Exercise requirements
Locate the string "icon" in the records below. Copy every line where it occurs.

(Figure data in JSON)
* Start *

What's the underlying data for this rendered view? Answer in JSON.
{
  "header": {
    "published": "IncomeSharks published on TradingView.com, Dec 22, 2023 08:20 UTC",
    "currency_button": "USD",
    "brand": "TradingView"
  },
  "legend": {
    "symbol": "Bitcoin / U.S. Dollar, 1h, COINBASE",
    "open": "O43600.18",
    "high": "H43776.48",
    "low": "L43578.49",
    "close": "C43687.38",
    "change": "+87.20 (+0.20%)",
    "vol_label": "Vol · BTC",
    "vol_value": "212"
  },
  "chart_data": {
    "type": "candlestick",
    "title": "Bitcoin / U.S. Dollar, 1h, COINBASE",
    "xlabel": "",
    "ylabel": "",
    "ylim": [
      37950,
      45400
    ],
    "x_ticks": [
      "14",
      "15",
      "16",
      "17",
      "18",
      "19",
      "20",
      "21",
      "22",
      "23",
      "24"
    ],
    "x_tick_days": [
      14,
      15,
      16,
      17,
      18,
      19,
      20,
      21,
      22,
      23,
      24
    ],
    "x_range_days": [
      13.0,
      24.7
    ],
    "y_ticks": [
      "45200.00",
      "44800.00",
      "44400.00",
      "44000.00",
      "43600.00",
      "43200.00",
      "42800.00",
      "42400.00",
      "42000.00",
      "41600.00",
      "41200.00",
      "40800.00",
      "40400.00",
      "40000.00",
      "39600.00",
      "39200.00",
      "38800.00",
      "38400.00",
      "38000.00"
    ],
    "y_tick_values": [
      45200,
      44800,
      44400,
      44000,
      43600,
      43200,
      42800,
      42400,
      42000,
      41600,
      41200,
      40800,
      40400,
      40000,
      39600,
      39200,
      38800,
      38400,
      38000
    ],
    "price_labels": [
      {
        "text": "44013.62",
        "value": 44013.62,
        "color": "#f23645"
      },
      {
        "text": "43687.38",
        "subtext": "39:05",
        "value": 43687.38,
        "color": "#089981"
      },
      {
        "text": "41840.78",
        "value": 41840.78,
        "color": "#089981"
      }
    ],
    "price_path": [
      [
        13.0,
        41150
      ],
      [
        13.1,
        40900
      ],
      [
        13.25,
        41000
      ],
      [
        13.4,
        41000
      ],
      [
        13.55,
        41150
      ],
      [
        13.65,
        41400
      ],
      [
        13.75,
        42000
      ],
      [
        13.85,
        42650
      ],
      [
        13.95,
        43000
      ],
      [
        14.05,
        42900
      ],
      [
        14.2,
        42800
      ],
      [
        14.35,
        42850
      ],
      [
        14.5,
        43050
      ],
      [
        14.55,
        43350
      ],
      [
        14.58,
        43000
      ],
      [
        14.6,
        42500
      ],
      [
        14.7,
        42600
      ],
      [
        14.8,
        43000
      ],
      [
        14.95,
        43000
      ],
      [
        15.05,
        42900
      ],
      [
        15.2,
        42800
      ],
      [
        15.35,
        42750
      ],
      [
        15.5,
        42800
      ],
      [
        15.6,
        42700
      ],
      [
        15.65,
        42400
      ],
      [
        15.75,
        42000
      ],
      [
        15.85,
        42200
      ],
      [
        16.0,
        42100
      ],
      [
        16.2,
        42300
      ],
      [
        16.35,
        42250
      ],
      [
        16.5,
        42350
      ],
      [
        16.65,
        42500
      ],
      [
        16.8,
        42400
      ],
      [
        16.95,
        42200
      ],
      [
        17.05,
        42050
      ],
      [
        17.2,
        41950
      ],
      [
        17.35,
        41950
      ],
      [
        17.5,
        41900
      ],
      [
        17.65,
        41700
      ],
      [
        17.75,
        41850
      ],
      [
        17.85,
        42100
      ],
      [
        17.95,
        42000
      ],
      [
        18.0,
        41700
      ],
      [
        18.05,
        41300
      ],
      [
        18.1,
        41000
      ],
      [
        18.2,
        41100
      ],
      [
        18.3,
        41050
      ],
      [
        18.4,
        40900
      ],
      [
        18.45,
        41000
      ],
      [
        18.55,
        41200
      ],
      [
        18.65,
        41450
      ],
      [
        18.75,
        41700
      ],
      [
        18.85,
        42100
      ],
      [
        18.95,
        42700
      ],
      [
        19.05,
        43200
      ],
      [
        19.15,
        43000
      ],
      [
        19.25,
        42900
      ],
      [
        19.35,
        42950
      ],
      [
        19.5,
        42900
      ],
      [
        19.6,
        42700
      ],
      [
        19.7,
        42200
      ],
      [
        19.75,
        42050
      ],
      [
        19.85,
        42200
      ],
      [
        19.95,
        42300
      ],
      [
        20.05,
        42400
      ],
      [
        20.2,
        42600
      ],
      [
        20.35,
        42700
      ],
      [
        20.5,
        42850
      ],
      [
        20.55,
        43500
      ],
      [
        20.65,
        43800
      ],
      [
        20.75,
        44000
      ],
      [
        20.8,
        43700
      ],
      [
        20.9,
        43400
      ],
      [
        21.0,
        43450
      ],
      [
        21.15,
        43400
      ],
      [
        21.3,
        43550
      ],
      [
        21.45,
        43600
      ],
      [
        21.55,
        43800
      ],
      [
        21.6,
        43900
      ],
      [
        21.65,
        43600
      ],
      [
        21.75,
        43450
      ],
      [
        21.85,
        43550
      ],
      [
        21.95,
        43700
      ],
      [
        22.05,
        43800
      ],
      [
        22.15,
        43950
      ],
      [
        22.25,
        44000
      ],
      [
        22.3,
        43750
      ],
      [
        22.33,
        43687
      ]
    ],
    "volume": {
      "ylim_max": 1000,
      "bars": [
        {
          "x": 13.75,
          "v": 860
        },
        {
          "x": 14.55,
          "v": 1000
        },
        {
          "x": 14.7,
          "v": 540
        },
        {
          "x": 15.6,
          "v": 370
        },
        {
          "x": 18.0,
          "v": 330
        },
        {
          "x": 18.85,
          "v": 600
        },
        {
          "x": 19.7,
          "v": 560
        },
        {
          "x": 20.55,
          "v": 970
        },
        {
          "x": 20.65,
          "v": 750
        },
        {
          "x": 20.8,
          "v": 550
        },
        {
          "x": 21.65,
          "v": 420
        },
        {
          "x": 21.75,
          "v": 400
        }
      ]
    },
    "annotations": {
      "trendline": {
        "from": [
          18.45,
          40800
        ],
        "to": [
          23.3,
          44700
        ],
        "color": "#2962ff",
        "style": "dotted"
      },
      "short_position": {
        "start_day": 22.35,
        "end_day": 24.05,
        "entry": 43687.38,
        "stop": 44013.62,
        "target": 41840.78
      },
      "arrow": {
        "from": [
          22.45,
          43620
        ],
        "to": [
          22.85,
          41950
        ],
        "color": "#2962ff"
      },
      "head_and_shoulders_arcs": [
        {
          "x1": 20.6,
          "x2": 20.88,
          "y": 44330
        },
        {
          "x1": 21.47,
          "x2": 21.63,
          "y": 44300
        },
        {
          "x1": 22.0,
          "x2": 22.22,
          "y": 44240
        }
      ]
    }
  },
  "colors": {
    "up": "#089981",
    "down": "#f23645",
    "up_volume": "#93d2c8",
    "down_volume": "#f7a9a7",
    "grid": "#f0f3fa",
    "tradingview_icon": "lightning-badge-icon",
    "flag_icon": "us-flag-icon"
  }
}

* End *

Written response
    "tradingview_icon": "lightning-badge-icon",
    "flag_icon": "us-flag-icon"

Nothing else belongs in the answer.